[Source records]
<<<<
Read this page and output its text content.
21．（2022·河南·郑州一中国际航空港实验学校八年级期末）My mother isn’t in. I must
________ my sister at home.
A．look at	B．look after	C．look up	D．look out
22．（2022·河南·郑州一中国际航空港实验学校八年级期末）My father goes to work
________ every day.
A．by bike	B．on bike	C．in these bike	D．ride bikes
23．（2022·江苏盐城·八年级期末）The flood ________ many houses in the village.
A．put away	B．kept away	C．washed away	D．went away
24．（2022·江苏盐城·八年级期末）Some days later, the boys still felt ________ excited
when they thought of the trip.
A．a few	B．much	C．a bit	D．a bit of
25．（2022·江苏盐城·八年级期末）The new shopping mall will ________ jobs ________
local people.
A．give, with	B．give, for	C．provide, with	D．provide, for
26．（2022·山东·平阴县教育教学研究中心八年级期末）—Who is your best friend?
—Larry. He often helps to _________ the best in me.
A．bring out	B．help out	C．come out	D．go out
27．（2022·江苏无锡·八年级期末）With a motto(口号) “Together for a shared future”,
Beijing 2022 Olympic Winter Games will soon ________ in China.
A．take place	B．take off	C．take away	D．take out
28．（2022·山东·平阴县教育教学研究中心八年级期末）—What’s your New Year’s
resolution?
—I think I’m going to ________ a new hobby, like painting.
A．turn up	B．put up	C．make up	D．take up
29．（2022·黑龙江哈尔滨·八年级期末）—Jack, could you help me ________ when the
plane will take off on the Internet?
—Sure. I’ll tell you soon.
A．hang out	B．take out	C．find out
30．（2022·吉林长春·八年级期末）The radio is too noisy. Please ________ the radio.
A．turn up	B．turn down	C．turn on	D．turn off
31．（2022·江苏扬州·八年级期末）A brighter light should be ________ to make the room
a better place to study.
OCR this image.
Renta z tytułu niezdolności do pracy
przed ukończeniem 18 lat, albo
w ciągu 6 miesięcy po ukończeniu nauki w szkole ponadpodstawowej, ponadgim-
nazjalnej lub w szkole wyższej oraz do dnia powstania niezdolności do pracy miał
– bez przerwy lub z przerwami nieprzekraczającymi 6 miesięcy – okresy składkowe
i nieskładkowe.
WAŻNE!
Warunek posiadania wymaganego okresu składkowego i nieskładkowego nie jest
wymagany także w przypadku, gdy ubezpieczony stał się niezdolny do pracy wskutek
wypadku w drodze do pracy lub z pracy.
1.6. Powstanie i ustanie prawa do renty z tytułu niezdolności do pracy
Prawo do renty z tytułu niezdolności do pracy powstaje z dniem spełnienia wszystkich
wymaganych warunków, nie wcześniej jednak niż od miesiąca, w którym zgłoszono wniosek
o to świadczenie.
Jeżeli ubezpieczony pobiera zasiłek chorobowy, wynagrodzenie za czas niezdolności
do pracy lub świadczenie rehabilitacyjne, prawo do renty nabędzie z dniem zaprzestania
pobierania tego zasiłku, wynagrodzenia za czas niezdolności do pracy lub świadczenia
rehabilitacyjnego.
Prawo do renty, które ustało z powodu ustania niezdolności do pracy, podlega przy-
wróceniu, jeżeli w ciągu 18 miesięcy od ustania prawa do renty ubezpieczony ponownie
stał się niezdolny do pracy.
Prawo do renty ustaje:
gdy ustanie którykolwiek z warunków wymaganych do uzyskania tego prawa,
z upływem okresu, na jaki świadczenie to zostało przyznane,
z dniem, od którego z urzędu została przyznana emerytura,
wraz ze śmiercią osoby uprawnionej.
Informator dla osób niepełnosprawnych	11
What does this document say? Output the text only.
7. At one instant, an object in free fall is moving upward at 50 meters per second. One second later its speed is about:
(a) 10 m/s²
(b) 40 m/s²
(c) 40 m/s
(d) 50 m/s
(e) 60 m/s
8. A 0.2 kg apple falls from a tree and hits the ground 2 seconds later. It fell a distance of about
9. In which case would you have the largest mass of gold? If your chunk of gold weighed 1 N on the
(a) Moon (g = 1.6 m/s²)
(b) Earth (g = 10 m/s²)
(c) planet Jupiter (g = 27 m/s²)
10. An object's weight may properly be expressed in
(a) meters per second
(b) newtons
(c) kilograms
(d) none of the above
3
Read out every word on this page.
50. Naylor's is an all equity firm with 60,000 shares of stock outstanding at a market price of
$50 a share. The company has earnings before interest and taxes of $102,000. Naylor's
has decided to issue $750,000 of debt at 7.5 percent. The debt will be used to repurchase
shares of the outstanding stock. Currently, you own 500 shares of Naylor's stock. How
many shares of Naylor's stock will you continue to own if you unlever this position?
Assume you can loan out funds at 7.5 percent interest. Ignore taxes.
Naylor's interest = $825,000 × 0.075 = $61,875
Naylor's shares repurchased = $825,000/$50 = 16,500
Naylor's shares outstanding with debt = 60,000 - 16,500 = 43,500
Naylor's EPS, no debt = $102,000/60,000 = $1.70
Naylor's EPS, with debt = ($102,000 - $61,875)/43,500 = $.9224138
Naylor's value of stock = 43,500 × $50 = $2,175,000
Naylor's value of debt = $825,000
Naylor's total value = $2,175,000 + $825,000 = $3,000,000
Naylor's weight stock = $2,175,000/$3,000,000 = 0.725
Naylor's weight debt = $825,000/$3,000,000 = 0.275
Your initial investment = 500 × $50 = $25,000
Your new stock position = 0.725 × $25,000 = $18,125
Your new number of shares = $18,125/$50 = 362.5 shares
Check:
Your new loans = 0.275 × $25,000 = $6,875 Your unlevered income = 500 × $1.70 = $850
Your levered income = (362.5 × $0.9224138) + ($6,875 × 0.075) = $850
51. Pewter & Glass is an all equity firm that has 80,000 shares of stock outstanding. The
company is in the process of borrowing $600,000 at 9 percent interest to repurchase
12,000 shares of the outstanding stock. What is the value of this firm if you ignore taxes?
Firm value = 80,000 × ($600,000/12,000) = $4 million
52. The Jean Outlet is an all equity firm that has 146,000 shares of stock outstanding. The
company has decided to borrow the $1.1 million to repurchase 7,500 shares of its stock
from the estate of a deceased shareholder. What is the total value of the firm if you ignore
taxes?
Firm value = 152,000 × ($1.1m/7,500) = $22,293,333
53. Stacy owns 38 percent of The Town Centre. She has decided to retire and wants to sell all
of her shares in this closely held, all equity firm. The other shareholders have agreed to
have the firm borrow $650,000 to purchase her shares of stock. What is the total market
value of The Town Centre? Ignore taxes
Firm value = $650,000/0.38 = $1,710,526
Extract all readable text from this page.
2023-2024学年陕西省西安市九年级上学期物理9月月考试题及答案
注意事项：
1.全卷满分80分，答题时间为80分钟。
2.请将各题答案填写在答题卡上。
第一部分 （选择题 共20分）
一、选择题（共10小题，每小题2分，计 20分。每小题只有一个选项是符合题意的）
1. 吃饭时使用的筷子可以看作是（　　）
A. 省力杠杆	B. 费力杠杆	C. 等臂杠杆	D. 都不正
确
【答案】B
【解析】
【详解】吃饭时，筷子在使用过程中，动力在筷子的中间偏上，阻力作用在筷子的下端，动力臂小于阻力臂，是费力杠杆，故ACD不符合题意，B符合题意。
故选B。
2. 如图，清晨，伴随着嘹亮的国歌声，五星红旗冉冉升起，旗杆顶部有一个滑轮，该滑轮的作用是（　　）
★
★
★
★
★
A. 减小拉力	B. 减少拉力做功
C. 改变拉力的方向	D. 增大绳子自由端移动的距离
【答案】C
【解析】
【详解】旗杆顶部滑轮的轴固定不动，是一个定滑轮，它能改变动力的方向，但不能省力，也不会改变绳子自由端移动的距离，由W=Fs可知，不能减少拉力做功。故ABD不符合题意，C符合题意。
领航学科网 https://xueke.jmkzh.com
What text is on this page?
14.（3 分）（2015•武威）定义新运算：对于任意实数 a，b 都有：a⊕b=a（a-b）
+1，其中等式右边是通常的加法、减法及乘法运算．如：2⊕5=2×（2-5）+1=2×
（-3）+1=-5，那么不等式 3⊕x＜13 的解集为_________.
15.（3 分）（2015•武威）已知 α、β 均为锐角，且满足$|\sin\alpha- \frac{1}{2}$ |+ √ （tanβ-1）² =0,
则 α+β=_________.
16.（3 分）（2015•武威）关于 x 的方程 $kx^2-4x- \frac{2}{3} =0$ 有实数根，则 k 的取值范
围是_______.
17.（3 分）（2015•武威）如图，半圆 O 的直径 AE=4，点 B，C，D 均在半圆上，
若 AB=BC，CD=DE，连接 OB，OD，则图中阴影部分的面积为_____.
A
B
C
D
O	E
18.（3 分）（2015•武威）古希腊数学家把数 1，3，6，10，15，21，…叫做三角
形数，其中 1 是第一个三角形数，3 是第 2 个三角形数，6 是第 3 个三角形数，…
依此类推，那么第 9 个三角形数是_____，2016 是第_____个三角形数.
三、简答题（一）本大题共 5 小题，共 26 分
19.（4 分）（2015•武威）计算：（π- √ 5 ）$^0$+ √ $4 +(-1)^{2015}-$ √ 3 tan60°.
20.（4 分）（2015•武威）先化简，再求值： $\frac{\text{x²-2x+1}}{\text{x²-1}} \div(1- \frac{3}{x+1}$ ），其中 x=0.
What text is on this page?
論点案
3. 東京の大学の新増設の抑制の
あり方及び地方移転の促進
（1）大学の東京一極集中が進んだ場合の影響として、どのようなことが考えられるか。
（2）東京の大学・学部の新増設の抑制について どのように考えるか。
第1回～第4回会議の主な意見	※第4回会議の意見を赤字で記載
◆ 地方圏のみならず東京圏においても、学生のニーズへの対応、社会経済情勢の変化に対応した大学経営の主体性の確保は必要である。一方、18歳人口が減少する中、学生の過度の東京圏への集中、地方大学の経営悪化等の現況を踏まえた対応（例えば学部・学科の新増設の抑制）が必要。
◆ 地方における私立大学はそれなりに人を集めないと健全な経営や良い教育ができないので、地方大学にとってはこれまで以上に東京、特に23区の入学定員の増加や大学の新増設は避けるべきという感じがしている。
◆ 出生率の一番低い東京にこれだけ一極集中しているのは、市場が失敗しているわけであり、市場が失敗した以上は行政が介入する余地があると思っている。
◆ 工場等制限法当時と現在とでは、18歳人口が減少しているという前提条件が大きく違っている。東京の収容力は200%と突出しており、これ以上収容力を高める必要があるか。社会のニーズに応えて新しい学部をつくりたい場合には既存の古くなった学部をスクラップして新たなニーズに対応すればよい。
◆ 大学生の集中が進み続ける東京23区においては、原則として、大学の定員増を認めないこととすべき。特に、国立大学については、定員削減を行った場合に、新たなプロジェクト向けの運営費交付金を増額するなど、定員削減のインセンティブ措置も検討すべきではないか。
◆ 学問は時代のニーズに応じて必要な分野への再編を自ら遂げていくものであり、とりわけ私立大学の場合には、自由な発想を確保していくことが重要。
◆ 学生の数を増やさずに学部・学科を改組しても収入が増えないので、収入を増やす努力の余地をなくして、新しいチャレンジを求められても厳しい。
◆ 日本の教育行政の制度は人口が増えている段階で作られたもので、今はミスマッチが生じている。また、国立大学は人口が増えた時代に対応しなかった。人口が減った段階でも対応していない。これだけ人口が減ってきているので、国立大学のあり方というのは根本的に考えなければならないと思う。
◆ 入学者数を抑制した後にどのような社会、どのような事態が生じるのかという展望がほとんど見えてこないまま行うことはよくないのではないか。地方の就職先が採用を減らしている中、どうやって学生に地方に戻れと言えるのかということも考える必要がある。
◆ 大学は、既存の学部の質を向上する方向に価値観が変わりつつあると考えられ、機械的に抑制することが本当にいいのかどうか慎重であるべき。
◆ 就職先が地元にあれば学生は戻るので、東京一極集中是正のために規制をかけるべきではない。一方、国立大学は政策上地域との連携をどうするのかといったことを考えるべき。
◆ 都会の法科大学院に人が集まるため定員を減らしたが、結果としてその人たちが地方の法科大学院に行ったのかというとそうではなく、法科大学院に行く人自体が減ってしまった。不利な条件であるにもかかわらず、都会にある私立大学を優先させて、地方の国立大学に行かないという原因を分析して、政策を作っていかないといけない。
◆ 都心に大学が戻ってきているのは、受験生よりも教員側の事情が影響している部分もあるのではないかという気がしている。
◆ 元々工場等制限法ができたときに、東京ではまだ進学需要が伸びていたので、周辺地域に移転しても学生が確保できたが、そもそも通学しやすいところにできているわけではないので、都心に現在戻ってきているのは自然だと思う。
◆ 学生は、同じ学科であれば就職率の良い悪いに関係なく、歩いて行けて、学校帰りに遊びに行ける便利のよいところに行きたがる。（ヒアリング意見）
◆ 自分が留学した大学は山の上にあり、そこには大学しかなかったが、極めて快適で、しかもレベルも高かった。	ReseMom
>>>>
WHAT IS EXPECTED
Filter the listing for the word "percent" and copy every line that holds it.

RESPONSE TO THIS TASK
has decided to issue $750,000 of debt at 7.5 percent. The debt will be used to repurchase
Assume you can loan out funds at 7.5 percent interest. Ignore taxes.
company is in the process of borrowing $600,000 at 9 percent interest to repurchase
53. Stacy owns 38 percent of The Town Centre. She has decided to retire and wants to sell all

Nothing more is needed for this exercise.